## PROBLEM STATEMENT
Reproduce every entry exactly as shown.

— BEGIN DATA EXTRACT —

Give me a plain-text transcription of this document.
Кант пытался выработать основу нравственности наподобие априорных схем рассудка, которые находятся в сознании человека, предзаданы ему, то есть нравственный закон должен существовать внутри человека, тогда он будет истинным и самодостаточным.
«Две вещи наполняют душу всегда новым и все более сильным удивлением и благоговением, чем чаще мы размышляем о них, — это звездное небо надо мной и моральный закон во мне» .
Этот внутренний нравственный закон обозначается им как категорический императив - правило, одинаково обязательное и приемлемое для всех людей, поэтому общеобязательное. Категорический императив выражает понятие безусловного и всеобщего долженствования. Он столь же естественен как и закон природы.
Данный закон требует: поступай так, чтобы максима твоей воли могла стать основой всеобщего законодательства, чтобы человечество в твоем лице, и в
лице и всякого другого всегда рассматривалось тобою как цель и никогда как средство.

— END DATA EXTRACT —

## THE SOLUTION
Give me a plain-text transcription of this document.
Кант пытался выработать основу нравственности наподобие априорных схем рассудка, которые находятся в сознании человека, предзаданы ему, то есть нравственный закон должен существовать внутри человека, тогда он будет истинным и самодостаточным.
«Две вещи наполняют душу всегда новым и все более сильным удивлением и благоговением, чем чаще мы размышляем о них, — это звездное небо надо мной и моральный закон во мне» .
Этот внутренний нравственный закон обозначается им как категорический императив - правило, одинаково обязательное и приемлемое для всех людей, поэтому общеобязательное. Категорический императив выражает понятие безусловного и всеобщего долженствования. Он столь же естественен как и закон природы.
Данный закон требует: поступай так, чтобы максима твоей воли могла стать основой всеобщего законодательства, чтобы человечество в твоем лице, и в
лице и всякого другого всегда рассматривалось тобою как цель и никогда как средство.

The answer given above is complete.